Omit the pictures, then reproduce every remaining record exactly.
+ + + + +
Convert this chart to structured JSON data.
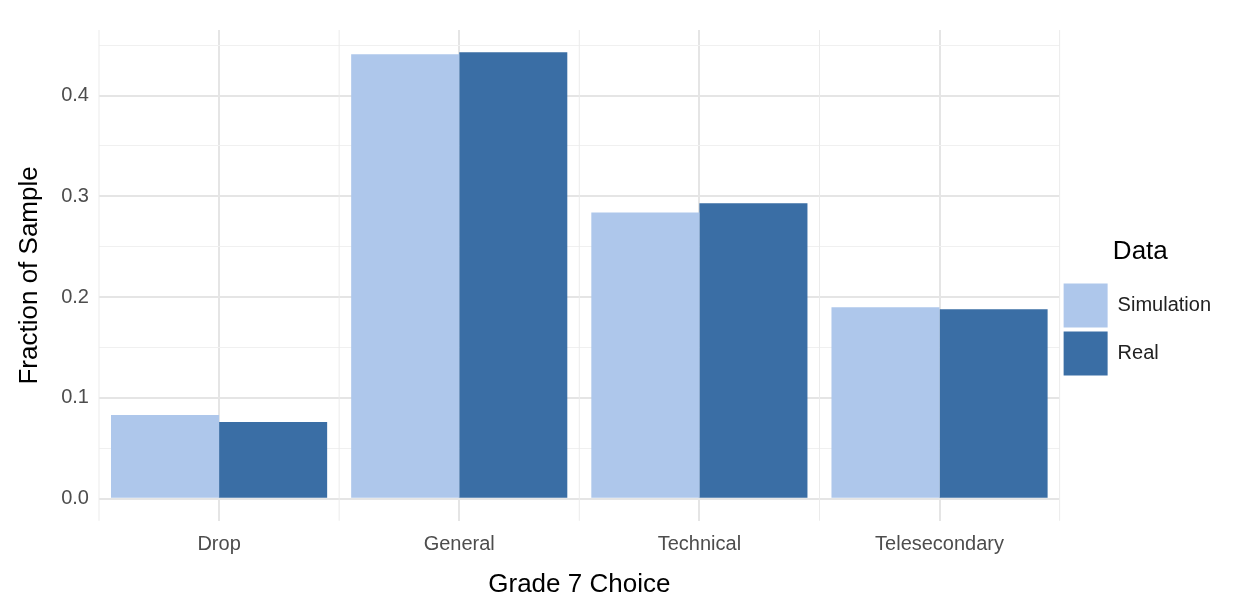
{
  "chart_data": {
    "type": "bar",
    "xlabel": "Grade 7 Choice",
    "ylabel": "Fraction of Sample",
    "legend_title": "Data",
    "categories": [
      "Drop",
      "General",
      "Technical",
      "Telesecondary"
    ],
    "series": [
      {
        "name": "Simulation",
        "color": "#aec7eb",
        "values": [
          0.083,
          0.441,
          0.284,
          0.19
        ]
      },
      {
        "name": "Real",
        "color": "#3a6ea5",
        "values": [
          0.076,
          0.443,
          0.293,
          0.188
        ]
      }
    ],
    "ylim": [
      -0.022,
      0.465
    ],
    "yticks": [
      {
        "value": 0,
        "label": "0.0"
      },
      {
        "value": 0.05,
        "label": null
      },
      0.1,
      {
        "value": 0.15,
        "label": null
      },
      0.2,
      {
        "value": 0.25,
        "label": null
      },
      0.3,
      {
        "value": 0.35,
        "label": null
      },
      0.4,
      {
        "value": 0.45,
        "label": null
      }
    ],
    "grid": true,
    "legend": "right"
  }
}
+ + + + +
Output of the task -
Convert this chart to structured JSON data.
{
  "chart_data": {
    "type": "bar",
    "xlabel": "Grade 7 Choice",
    "ylabel": "Fraction of Sample",
    "legend_title": "Data",
    "categories": [
      "Drop",
      "General",
      "Technical",
      "Telesecondary"
    ],
    "series": [
      {
        "name": "Simulation",
        "color": "#aec7eb",
        "values": [
          0.083,
          0.441,
          0.284,
          0.19
        ]
      },
      {
        "name": "Real",
        "color": "#3a6ea5",
        "values": [
          0.076,
          0.443,
          0.293,
          0.188
        ]
      }
    ],
    "ylim": [
      -0.022,
      0.465
    ],
    "yticks": [
      {
        "value": 0,
        "label": "0.0"
      },
      {
        "value": 0.05,
        "label": null
      },
      0.1,
      {
        "value": 0.15,
        "label": null
      },
      0.2,
      {
        "value": 0.25,
        "label": null
      },
      0.3,
      {
        "value": 0.35,
        "label": null
      },
      0.4,
      {
        "value": 0.45,
        "label": null
      }
    ],
    "grid": true,
    "legend": "right"
  }
}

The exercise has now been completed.